--- What is being asked ---
Repeat the material in full. Keep every line exactly as it is.

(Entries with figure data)
------------------------

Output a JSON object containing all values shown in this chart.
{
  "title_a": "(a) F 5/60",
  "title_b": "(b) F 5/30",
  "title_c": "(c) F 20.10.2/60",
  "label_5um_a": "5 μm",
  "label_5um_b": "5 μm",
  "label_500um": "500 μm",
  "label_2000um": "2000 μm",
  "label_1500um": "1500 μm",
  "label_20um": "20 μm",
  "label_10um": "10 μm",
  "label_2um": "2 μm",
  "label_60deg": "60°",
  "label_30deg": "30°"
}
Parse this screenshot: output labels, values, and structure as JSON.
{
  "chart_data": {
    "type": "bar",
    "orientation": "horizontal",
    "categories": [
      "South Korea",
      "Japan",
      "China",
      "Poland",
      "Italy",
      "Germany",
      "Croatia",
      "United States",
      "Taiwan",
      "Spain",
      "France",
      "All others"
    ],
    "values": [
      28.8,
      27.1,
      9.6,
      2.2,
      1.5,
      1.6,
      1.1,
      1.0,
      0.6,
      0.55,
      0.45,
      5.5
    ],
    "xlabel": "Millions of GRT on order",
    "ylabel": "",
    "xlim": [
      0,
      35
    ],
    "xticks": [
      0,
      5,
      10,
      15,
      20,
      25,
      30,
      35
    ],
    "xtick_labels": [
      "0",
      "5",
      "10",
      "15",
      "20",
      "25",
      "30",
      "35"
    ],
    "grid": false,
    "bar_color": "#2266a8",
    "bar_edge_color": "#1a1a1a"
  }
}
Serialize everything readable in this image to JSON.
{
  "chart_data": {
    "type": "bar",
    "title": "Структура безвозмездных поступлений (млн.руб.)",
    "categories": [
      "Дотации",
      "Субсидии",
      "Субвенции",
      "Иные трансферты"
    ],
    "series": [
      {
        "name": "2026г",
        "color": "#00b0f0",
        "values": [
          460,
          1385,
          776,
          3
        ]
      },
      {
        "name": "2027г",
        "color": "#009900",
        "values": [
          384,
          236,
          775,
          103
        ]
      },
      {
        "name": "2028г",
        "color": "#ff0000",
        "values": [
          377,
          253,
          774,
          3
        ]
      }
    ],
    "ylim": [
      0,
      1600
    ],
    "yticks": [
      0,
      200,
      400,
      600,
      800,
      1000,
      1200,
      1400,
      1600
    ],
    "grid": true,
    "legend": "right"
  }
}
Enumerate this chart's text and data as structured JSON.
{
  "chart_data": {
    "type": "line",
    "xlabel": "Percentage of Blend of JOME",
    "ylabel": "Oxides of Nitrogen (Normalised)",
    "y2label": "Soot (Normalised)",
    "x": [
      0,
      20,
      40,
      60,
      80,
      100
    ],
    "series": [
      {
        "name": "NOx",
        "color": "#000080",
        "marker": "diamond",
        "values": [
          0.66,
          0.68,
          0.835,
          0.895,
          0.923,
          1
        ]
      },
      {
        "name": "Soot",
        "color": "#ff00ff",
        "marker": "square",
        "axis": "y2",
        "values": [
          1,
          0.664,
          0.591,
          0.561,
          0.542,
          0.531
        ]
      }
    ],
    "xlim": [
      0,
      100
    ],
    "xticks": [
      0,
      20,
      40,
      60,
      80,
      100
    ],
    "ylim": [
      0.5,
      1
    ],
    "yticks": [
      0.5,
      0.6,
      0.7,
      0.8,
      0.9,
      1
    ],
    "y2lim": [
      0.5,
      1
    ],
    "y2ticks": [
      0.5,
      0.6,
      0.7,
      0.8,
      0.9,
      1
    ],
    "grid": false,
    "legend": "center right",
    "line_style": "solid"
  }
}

------------------------

--- Task response ---
Output a JSON object containing all values shown in this chart.
{
  "title_a": "(a) F 5/60",
  "title_b": "(b) F 5/30",
  "title_c": "(c) F 20.10.2/60",
  "label_5um_a": "5 μm",
  "label_5um_b": "5 μm",
  "label_500um": "500 μm",
  "label_2000um": "2000 μm",
  "label_1500um": "1500 μm",
  "label_20um": "20 μm",
  "label_10um": "10 μm",
  "label_2um": "2 μm",
  "label_60deg": "60°",
  "label_30deg": "30°"
}
Parse this screenshot: output labels, values, and structure as JSON.
{
  "chart_data": {
    "type": "bar",
    "orientation": "horizontal",
    "categories": [
      "South Korea",
      "Japan",
      "China",
      "Poland",
      "Italy",
      "Germany",
      "Croatia",
      "United States",
      "Taiwan",
      "Spain",
      "France",
      "All others"
    ],
    "values": [
      28.8,
      27.1,
      9.6,
      2.2,
      1.5,
      1.6,
      1.1,
      1.0,
      0.6,
      0.55,
      0.45,
      5.5
    ],
    "xlabel": "Millions of GRT on order",
    "ylabel": "",
    "xlim": [
      0,
      35
    ],
    "xticks": [
      0,
      5,
      10,
      15,
      20,
      25,
      30,
      35
    ],
    "xtick_labels": [
      "0",
      "5",
      "10",
      "15",
      "20",
      "25",
      "30",
      "35"
    ],
    "grid": false,
    "bar_color": "#2266a8",
    "bar_edge_color": "#1a1a1a"
  }
}
Serialize everything readable in this image to JSON.
{
  "chart_data": {
    "type": "bar",
    "title": "Структура безвозмездных поступлений (млн.руб.)",
    "categories": [
      "Дотации",
      "Субсидии",
      "Субвенции",
      "Иные трансферты"
    ],
    "series": [
      {
        "name": "2026г",
        "color": "#00b0f0",
        "values": [
          460,
          1385,
          776,
          3
        ]
      },
      {
        "name": "2027г",
        "color": "#009900",
        "values": [
          384,
          236,
          775,
          103
        ]
      },
      {
        "name": "2028г",
        "color": "#ff0000",
        "values": [
          377,
          253,
          774,
          3
        ]
      }
    ],
    "ylim": [
      0,
      1600
    ],
    "yticks": [
      0,
      200,
      400,
      600,
      800,
      1000,
      1200,
      1400,
      1600
    ],
    "grid": true,
    "legend": "right"
  }
}
Enumerate this chart's text and data as structured JSON.
{
  "chart_data": {
    "type": "line",
    "xlabel": "Percentage of Blend of JOME",
    "ylabel": "Oxides of Nitrogen (Normalised)",
    "y2label": "Soot (Normalised)",
    "x": [
      0,
      20,
      40,
      60,
      80,
      100
    ],
    "series": [
      {
        "name": "NOx",
        "color": "#000080",
        "marker": "diamond",
        "values": [
          0.66,
          0.68,
          0.835,
          0.895,
          0.923,
          1
        ]
      },
      {
        "name": "Soot",
        "color": "#ff00ff",
        "marker": "square",
        "axis": "y2",
        "values": [
          1,
          0.664,
          0.591,
          0.561,
          0.542,
          0.531
        ]
      }
    ],
    "xlim": [
      0,
      100
    ],
    "xticks": [
      0,
      20,
      40,
      60,
      80,
      100
    ],
    "ylim": [
      0.5,
      1
    ],
    "yticks": [
      0.5,
      0.6,
      0.7,
      0.8,
      0.9,
      1
    ],
    "y2lim": [
      0.5,
      1
    ],
    "y2ticks": [
      0.5,
      0.6,
      0.7,
      0.8,
      0.9,
      1
    ],
    "grid": false,
    "legend": "center right",
    "line_style": "solid"
  }
}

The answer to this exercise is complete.